==== Data supplied ====
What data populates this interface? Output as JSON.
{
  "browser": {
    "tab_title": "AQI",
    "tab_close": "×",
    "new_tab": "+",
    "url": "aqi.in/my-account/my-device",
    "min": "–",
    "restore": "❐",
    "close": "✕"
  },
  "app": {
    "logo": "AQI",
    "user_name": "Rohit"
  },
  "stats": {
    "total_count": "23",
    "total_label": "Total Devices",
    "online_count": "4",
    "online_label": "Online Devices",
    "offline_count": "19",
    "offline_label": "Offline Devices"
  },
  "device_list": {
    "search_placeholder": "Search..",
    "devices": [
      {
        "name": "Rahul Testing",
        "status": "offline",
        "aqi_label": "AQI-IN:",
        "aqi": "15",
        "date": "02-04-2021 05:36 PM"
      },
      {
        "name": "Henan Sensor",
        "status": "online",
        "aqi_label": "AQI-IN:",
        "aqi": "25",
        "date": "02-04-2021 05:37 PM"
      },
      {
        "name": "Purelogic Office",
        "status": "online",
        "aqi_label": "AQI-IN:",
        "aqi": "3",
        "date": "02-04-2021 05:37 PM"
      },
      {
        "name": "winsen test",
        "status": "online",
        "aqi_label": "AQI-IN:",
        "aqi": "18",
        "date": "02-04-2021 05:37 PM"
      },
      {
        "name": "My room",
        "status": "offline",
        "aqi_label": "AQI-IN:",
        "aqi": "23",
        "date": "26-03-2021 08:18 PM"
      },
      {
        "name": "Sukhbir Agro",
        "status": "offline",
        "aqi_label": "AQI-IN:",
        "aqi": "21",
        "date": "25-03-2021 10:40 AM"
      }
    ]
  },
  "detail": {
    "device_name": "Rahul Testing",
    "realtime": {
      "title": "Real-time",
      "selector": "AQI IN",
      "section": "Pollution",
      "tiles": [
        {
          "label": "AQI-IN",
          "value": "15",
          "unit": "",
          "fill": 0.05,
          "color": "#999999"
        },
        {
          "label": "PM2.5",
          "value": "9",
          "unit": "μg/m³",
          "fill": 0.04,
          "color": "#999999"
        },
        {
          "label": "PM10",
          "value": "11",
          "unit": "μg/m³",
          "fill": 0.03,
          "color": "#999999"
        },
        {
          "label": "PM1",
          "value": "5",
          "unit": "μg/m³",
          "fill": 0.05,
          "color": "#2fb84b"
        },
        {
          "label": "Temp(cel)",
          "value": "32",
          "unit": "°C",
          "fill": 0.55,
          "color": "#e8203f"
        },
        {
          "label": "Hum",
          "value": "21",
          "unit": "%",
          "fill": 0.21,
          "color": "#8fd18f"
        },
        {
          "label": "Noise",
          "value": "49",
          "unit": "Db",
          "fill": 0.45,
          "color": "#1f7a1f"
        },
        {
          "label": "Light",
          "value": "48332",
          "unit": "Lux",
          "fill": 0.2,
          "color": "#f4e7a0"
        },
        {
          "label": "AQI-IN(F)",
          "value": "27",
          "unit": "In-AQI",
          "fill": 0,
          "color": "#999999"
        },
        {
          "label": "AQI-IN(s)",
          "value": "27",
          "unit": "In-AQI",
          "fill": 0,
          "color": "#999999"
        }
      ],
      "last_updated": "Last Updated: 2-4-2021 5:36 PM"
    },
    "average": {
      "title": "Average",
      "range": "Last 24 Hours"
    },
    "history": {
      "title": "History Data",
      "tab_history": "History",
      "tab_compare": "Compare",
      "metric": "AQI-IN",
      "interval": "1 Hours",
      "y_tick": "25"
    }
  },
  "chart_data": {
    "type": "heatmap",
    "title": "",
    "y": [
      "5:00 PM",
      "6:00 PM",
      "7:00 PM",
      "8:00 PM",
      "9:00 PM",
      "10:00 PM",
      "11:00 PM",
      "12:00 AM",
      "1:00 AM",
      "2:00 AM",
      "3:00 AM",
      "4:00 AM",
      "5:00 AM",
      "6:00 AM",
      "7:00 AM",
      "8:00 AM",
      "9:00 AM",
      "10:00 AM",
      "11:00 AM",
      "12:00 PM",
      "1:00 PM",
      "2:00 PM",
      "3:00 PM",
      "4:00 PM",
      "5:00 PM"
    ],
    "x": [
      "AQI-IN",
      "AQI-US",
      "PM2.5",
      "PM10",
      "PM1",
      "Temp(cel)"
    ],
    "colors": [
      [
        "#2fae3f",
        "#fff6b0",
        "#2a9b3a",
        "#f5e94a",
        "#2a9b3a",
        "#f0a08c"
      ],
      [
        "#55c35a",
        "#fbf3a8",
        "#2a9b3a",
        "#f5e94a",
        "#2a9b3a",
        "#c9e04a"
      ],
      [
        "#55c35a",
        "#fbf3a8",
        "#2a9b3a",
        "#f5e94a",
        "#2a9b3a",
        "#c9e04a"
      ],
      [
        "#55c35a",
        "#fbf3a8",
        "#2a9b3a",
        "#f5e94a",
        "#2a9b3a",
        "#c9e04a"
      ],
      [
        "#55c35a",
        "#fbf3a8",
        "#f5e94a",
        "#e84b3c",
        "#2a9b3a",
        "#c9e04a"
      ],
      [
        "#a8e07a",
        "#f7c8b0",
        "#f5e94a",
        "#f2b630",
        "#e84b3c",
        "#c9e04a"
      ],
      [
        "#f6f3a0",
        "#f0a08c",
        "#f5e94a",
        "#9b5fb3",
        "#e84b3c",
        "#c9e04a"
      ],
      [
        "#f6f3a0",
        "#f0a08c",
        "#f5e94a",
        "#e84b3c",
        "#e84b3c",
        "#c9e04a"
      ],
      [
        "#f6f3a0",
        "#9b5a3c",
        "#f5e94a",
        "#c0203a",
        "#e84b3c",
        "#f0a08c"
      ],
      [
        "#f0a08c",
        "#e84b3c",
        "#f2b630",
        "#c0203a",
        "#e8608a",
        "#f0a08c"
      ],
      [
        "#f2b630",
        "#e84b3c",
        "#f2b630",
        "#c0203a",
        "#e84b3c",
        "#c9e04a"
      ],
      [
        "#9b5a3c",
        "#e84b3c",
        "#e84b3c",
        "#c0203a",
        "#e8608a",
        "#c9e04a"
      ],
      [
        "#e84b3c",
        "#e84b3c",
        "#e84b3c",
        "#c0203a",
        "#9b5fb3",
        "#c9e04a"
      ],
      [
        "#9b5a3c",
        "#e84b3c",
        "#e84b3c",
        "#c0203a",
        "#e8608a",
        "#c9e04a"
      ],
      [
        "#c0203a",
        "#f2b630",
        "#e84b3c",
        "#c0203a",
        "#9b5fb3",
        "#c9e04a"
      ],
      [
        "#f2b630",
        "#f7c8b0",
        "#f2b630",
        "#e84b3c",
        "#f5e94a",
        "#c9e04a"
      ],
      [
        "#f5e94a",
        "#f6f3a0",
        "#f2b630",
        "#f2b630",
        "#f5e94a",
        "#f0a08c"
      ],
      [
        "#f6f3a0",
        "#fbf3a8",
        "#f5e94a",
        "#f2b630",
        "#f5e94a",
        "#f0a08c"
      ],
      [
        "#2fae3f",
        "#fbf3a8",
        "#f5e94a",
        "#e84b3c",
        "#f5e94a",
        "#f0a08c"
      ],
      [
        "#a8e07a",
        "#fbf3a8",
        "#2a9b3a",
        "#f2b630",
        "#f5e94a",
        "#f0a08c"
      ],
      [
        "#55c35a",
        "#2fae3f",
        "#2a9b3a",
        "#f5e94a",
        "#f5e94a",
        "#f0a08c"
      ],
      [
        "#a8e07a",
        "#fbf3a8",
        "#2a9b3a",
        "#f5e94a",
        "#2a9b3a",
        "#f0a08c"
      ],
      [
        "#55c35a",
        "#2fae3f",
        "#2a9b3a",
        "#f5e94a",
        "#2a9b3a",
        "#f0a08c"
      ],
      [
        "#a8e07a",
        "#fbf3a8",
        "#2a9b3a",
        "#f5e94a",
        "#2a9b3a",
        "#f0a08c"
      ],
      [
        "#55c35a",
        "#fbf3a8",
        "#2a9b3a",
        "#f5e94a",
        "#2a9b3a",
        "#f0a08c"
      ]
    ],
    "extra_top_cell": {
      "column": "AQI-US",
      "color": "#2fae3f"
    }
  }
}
====
==== Data supplied ====
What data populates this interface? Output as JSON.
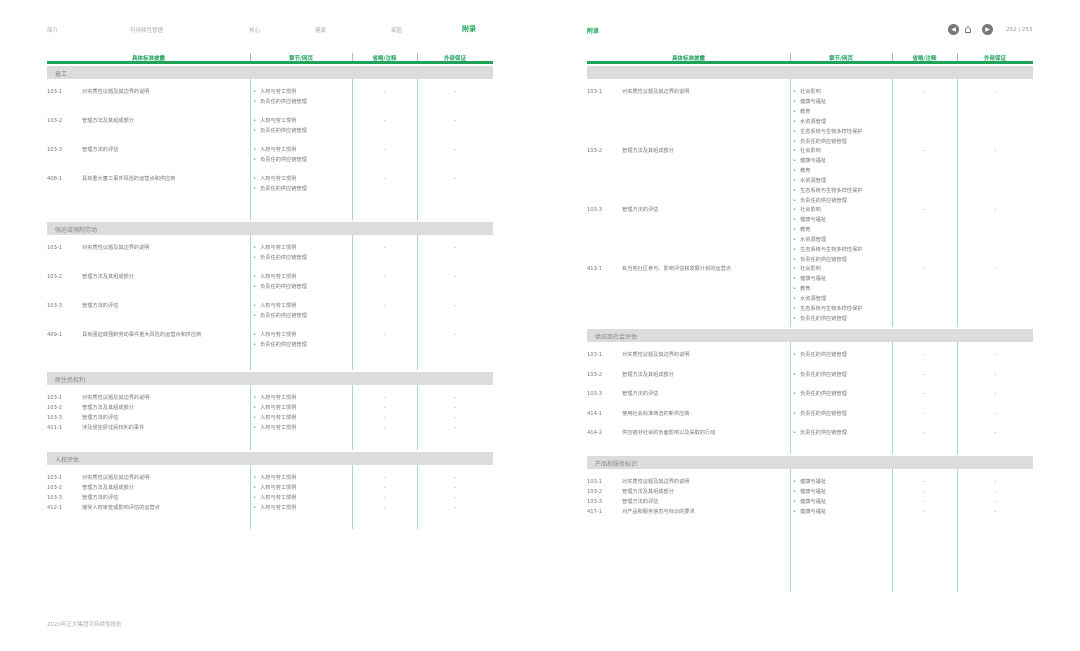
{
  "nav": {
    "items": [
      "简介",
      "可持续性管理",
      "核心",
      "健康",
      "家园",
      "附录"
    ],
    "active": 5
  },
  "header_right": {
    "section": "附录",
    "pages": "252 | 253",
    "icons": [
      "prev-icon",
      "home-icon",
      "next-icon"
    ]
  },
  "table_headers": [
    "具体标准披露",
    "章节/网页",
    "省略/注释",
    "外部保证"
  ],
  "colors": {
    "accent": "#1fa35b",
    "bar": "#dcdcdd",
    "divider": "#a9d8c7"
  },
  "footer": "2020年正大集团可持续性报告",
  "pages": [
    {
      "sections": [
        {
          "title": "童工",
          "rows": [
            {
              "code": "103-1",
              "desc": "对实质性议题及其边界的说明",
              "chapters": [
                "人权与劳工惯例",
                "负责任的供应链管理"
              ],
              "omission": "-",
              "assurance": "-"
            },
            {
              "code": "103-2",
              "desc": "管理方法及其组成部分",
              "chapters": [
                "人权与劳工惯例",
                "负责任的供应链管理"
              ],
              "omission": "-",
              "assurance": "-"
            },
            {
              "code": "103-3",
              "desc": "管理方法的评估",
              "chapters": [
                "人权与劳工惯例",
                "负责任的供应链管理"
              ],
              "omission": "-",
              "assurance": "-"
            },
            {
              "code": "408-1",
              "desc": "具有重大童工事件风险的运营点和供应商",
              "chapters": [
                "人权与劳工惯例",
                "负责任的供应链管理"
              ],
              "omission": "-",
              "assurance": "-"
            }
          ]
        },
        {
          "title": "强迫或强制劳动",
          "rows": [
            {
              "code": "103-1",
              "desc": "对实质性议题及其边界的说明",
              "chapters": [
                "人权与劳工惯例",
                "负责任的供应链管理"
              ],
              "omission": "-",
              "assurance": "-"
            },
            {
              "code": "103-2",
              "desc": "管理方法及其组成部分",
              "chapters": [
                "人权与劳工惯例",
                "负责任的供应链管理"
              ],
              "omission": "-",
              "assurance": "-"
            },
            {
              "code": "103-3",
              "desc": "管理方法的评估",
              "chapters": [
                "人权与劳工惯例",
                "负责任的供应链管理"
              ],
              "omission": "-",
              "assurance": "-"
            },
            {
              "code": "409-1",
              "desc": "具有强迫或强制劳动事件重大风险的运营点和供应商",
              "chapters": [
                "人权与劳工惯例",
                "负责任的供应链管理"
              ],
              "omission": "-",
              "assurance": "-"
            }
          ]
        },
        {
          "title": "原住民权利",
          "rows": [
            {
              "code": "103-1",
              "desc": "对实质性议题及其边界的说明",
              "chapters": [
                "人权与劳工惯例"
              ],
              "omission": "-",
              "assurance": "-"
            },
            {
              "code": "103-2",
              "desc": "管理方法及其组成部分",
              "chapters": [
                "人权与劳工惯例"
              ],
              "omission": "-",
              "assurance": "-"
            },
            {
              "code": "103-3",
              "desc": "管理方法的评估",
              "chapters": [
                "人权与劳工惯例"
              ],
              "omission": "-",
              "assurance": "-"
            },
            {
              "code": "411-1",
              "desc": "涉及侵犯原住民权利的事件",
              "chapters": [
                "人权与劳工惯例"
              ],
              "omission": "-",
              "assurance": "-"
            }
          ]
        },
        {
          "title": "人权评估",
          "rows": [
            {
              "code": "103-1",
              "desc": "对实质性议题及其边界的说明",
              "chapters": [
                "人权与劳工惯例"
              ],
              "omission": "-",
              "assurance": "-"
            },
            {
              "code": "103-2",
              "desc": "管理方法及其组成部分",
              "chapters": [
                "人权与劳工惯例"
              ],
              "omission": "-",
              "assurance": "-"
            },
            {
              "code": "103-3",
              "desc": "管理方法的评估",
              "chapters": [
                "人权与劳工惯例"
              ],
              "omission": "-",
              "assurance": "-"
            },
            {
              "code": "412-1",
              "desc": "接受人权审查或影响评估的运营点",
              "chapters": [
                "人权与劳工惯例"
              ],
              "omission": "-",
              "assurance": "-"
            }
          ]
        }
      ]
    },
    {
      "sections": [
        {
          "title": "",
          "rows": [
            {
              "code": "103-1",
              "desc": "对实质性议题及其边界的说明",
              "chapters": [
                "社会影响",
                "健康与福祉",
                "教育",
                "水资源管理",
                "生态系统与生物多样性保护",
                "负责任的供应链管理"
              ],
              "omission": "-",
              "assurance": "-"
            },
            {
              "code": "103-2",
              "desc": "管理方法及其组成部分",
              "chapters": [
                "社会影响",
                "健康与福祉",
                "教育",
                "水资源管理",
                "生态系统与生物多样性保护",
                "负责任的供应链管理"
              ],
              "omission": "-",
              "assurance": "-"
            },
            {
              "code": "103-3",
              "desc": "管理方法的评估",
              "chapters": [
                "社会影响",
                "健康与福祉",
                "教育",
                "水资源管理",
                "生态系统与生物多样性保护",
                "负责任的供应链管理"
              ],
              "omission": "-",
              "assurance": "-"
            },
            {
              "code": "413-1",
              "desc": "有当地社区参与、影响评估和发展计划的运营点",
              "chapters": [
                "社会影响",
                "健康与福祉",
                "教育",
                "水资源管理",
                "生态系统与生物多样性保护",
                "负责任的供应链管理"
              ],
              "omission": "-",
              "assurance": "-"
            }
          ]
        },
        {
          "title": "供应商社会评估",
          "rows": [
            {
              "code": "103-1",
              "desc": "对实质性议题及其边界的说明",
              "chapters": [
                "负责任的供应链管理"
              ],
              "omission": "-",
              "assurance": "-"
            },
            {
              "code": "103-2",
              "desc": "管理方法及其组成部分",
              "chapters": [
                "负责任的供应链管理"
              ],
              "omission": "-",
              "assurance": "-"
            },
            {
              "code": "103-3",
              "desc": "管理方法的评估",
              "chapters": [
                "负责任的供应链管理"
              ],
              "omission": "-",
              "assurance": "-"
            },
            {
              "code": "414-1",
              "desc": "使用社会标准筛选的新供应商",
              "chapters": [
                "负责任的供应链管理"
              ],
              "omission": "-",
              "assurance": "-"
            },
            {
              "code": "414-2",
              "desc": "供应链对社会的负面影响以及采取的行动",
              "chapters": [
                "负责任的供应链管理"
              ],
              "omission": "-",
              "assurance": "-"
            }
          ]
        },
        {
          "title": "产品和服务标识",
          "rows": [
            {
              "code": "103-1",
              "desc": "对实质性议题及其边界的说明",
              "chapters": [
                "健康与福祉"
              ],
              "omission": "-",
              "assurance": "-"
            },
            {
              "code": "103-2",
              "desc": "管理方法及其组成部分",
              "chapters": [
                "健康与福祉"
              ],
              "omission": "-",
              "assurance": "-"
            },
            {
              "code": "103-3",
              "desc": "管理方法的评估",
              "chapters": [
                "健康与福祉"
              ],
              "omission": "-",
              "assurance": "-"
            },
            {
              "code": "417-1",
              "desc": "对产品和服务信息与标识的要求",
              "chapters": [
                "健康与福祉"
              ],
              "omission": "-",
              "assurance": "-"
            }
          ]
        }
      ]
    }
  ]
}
====
==== Data supplied ====
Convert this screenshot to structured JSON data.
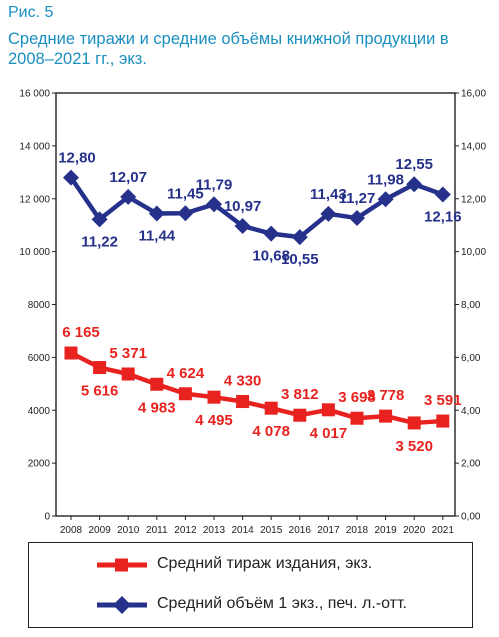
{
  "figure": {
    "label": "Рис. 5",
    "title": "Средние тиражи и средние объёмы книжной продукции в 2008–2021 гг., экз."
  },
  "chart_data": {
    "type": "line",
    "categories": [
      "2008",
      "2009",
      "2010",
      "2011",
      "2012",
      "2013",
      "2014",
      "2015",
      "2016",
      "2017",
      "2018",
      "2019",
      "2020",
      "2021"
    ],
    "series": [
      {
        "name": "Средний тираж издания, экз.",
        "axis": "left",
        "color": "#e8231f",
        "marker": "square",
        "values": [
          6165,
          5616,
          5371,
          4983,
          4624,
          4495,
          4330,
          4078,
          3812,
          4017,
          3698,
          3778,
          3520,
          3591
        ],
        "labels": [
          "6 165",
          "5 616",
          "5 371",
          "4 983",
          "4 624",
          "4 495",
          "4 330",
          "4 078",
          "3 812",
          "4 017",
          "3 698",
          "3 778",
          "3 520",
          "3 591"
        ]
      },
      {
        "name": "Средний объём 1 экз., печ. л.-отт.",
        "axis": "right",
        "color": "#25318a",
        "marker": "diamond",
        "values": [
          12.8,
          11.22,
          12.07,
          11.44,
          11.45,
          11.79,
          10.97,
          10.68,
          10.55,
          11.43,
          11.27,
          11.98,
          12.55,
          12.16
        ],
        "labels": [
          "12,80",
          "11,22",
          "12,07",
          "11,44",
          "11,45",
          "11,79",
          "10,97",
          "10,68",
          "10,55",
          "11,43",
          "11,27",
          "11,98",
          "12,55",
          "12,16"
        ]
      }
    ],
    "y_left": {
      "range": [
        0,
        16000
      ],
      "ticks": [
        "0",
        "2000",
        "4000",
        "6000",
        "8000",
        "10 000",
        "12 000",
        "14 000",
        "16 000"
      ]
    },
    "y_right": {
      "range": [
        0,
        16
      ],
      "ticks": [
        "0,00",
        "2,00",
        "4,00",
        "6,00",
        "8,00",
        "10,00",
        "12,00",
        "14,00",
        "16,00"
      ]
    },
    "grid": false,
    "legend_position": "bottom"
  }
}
====
Identify every line holding the word "fill" and copy it out.

          "fill": 0.05,
          "fill": 0.04,
          "fill": 0.03,
          "fill": 0.05,
          "fill": 0.55,
          "fill": 0.21,
          "fill": 0.45,
          "fill": 0.2,
          "fill": 0,
          "fill": 0,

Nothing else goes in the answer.